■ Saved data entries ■
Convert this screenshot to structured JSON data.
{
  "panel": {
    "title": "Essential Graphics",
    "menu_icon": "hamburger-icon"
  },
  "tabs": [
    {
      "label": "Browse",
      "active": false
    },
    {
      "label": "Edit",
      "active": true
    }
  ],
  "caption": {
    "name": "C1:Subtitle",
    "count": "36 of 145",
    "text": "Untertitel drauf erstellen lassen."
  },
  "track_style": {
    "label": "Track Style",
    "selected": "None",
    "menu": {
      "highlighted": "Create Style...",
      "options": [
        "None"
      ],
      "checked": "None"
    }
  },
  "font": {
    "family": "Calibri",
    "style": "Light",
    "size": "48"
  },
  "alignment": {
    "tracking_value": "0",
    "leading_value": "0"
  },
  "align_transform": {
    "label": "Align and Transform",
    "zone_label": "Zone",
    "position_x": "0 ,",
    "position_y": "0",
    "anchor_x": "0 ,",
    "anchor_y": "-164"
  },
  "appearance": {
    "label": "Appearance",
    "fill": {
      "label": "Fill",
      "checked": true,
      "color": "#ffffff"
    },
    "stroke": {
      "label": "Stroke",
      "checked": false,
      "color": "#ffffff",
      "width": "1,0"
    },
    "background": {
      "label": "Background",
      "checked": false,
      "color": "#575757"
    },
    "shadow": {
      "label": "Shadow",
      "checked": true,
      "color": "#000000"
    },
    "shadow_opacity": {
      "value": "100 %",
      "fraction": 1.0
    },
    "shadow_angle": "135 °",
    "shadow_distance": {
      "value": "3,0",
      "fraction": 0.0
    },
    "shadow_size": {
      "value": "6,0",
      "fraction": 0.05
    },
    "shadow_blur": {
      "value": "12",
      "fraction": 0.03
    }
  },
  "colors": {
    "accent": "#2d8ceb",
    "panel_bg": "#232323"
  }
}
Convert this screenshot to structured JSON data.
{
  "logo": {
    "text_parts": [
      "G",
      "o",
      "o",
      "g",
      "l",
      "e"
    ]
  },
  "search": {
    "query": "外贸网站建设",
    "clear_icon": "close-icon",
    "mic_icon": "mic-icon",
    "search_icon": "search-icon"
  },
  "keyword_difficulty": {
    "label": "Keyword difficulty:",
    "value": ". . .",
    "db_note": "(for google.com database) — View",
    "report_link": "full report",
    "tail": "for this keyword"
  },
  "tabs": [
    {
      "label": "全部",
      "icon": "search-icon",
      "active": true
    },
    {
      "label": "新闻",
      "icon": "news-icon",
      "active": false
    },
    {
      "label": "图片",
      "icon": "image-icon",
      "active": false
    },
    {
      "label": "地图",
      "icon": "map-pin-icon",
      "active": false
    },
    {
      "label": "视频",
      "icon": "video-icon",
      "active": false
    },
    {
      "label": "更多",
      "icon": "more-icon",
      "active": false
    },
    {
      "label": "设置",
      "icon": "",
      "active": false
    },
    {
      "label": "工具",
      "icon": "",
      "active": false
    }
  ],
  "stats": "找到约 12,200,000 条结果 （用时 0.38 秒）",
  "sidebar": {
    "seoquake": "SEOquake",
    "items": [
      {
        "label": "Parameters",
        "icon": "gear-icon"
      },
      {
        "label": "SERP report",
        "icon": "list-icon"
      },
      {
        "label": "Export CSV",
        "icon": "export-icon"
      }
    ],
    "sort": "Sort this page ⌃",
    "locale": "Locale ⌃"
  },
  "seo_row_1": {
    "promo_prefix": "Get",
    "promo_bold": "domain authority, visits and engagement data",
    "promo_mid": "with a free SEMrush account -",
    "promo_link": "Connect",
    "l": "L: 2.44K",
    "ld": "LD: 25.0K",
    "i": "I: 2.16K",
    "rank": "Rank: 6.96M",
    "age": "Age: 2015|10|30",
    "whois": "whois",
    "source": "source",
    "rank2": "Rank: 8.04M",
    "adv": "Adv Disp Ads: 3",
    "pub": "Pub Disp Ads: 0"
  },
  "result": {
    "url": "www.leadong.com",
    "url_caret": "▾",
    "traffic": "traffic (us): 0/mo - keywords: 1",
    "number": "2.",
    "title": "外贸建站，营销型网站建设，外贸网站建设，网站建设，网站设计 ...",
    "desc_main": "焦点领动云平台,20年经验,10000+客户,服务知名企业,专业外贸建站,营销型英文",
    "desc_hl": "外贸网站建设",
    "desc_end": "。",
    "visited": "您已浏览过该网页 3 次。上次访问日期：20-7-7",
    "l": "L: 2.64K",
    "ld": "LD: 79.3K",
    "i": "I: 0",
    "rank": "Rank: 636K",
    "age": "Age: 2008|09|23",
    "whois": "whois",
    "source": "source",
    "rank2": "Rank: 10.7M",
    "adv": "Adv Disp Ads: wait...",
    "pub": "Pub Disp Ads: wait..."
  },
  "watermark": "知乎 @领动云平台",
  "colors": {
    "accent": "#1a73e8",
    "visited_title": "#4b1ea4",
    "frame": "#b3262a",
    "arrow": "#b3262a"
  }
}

■ Stated problem ■
Identify every line where the string "Disp" appears.

■ Answer to the task ■
    "adv": "Adv Disp Ads: 3",
    "pub": "Pub Disp Ads: 0"
    "adv": "Adv Disp Ads: wait...",
    "pub": "Pub Disp Ads: wait..."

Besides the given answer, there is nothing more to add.